WHAT TO WORK ON: Once you have read the listing, retype all of it exactly.

EXTRACTED RECORDS:
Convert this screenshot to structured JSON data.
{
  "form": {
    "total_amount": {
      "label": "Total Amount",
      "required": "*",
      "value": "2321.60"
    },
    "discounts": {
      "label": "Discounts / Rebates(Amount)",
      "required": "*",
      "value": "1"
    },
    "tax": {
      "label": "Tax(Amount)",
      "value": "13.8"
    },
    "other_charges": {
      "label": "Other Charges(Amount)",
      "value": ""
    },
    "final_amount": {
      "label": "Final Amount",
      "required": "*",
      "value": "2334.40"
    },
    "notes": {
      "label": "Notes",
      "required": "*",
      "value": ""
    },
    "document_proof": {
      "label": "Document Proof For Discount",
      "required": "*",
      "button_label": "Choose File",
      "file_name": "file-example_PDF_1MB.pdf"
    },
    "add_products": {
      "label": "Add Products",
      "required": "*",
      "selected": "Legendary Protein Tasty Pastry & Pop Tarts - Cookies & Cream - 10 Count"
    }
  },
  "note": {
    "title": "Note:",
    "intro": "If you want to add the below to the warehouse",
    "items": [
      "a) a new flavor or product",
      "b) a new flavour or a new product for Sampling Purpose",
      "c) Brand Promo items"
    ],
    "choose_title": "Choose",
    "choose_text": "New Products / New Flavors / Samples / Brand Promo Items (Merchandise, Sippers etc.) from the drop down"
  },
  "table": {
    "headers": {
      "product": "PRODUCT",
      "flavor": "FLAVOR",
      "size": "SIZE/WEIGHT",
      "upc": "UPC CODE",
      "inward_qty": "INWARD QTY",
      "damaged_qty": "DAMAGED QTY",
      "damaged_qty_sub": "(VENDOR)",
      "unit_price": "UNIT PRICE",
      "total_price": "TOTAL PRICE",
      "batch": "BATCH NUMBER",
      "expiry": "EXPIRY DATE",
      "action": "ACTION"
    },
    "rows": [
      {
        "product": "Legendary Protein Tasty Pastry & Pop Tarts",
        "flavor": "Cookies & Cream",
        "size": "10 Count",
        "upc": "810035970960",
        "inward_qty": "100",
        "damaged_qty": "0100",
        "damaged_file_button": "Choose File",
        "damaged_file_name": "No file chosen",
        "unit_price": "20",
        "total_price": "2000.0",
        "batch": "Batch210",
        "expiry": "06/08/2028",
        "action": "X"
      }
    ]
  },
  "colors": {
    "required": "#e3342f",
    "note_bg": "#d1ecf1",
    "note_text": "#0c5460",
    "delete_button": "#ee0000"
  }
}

ANSWER SECTION:
Convert this screenshot to structured JSON data.
{
  "form": {
    "total_amount": {
      "label": "Total Amount",
      "required": "*",
      "value": "2321.60"
    },
    "discounts": {
      "label": "Discounts / Rebates(Amount)",
      "required": "*",
      "value": "1"
    },
    "tax": {
      "label": "Tax(Amount)",
      "value": "13.8"
    },
    "other_charges": {
      "label": "Other Charges(Amount)",
      "value": ""
    },
    "final_amount": {
      "label": "Final Amount",
      "required": "*",
      "value": "2334.40"
    },
    "notes": {
      "label": "Notes",
      "required": "*",
      "value": ""
    },
    "document_proof": {
      "label": "Document Proof For Discount",
      "required": "*",
      "button_label": "Choose File",
      "file_name": "file-example_PDF_1MB.pdf"
    },
    "add_products": {
      "label": "Add Products",
      "required": "*",
      "selected": "Legendary Protein Tasty Pastry & Pop Tarts - Cookies & Cream - 10 Count"
    }
  },
  "note": {
    "title": "Note:",
    "intro": "If you want to add the below to the warehouse",
    "items": [
      "a) a new flavor or product",
      "b) a new flavour or a new product for Sampling Purpose",
      "c) Brand Promo items"
    ],
    "choose_title": "Choose",
    "choose_text": "New Products / New Flavors / Samples / Brand Promo Items (Merchandise, Sippers etc.) from the drop down"
  },
  "table": {
    "headers": {
      "product": "PRODUCT",
      "flavor": "FLAVOR",
      "size": "SIZE/WEIGHT",
      "upc": "UPC CODE",
      "inward_qty": "INWARD QTY",
      "damaged_qty": "DAMAGED QTY",
      "damaged_qty_sub": "(VENDOR)",
      "unit_price": "UNIT PRICE",
      "total_price": "TOTAL PRICE",
      "batch": "BATCH NUMBER",
      "expiry": "EXPIRY DATE",
      "action": "ACTION"
    },
    "rows": [
      {
        "product": "Legendary Protein Tasty Pastry & Pop Tarts",
        "flavor": "Cookies & Cream",
        "size": "10 Count",
        "upc": "810035970960",
        "inward_qty": "100",
        "damaged_qty": "0100",
        "damaged_file_button": "Choose File",
        "damaged_file_name": "No file chosen",
        "unit_price": "20",
        "total_price": "2000.0",
        "batch": "Batch210",
        "expiry": "06/08/2028",
        "action": "X"
      }
    ]
  },
  "colors": {
    "required": "#e3342f",
    "note_bg": "#d1ecf1",
    "note_text": "#0c5460",
    "delete_button": "#ee0000"
  }
}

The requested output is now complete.